→ REQUEST: Say how many lines in the records include the string "offset", adding no other words.

[Start DATA TO USE]

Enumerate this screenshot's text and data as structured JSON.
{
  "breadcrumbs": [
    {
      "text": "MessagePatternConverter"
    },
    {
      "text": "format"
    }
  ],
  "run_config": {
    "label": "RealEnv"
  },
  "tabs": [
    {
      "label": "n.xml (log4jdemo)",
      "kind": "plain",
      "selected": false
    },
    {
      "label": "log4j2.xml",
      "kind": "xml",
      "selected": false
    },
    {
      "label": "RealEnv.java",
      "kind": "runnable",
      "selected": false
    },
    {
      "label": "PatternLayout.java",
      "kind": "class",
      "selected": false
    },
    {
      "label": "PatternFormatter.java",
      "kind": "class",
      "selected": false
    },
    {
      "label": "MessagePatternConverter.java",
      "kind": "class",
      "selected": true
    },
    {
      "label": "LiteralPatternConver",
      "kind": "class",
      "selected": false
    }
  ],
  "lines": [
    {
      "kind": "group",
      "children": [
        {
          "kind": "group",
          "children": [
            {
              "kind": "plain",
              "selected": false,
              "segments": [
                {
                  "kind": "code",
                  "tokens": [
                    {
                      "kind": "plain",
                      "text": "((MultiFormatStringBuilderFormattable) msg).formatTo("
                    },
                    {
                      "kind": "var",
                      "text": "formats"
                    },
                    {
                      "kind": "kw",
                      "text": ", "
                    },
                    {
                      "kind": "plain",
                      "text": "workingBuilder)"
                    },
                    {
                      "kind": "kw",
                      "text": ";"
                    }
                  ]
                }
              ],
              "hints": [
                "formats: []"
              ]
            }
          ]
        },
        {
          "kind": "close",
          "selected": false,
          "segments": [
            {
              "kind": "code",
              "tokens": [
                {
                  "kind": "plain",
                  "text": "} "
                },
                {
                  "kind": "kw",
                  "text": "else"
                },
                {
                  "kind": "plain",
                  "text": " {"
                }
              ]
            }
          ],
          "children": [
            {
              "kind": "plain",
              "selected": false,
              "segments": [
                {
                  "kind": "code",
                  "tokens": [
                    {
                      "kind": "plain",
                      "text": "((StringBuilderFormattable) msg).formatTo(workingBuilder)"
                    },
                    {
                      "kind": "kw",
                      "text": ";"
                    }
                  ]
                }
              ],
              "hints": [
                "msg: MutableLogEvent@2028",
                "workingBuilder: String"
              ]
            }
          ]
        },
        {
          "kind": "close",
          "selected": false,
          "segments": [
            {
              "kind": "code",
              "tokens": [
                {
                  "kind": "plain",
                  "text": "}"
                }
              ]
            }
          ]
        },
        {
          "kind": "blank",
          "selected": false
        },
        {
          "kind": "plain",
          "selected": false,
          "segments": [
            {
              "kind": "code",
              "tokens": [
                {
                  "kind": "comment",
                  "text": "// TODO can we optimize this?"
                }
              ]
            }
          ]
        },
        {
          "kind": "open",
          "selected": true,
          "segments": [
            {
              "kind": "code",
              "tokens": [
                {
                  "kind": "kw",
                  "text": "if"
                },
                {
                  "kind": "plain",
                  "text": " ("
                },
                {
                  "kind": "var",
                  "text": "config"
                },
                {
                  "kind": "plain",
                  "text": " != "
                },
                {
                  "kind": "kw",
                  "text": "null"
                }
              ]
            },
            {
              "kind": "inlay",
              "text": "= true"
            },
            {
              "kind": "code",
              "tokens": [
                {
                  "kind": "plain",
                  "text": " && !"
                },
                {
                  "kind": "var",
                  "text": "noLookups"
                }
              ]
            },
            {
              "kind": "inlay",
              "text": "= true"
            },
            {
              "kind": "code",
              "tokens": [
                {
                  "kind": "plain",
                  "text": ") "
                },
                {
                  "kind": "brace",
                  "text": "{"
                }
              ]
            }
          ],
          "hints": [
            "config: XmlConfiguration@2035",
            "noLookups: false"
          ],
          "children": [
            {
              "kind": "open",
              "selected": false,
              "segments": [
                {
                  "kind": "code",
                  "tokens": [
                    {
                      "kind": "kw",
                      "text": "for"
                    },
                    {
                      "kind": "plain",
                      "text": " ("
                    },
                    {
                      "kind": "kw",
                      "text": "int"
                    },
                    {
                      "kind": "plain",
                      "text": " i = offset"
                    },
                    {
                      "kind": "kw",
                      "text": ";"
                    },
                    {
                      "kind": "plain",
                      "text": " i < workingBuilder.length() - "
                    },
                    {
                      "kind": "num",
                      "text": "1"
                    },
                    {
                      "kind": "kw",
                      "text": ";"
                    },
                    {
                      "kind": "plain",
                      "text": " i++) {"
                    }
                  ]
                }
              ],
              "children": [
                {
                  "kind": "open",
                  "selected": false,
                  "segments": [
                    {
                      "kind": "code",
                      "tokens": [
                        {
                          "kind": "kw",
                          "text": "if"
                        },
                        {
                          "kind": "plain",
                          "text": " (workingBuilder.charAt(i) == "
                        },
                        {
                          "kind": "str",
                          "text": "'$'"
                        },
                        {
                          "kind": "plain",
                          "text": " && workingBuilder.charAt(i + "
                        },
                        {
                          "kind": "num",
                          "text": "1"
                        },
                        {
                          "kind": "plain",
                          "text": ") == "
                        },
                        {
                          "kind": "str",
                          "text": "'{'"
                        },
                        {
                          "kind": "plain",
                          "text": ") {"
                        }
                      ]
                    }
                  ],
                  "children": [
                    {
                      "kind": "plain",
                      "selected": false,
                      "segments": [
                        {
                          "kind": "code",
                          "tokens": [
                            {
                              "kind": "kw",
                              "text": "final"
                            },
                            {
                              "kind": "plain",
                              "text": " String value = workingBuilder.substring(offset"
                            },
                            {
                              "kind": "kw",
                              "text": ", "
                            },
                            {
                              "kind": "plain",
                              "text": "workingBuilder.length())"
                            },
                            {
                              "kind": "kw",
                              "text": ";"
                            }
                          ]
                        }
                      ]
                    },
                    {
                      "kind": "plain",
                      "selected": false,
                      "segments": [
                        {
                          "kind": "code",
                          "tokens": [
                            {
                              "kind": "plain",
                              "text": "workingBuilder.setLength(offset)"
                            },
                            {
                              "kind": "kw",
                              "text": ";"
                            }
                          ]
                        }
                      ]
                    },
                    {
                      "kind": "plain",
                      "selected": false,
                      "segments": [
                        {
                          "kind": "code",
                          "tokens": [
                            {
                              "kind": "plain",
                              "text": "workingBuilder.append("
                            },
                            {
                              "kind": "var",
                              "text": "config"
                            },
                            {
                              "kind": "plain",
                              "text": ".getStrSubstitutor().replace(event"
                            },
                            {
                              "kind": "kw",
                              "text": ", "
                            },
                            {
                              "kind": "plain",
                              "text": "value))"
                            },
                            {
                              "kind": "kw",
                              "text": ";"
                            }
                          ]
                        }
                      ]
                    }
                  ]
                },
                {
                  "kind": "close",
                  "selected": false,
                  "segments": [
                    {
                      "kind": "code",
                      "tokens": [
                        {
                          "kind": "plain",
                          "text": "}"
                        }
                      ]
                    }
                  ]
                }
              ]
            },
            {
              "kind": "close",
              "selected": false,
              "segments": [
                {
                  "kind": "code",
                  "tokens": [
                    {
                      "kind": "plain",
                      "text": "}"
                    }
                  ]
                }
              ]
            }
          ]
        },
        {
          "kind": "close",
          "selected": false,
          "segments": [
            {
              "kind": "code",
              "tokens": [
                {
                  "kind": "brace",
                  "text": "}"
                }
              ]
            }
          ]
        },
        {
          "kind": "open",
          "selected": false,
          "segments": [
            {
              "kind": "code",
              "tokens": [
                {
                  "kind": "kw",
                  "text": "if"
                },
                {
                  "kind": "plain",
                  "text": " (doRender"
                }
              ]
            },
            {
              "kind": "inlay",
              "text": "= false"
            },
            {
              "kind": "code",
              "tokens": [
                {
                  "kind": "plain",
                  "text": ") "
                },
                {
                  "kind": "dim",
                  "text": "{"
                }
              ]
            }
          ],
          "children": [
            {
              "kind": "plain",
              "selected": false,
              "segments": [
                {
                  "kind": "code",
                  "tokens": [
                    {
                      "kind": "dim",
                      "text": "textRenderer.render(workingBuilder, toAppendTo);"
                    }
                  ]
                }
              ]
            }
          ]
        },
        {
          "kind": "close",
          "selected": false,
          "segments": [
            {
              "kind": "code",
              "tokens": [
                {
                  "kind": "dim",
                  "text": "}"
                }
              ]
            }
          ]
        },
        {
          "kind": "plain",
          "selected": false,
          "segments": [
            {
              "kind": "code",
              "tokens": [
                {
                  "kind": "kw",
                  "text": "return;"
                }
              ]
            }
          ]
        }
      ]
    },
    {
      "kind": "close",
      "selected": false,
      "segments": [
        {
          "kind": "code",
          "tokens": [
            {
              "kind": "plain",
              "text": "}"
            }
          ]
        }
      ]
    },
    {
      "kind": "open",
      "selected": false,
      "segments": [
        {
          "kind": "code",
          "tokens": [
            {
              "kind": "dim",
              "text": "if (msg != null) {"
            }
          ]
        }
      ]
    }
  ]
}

[End DATA TO USE]

→ SOLUTION TO THIS PROBLEM: 3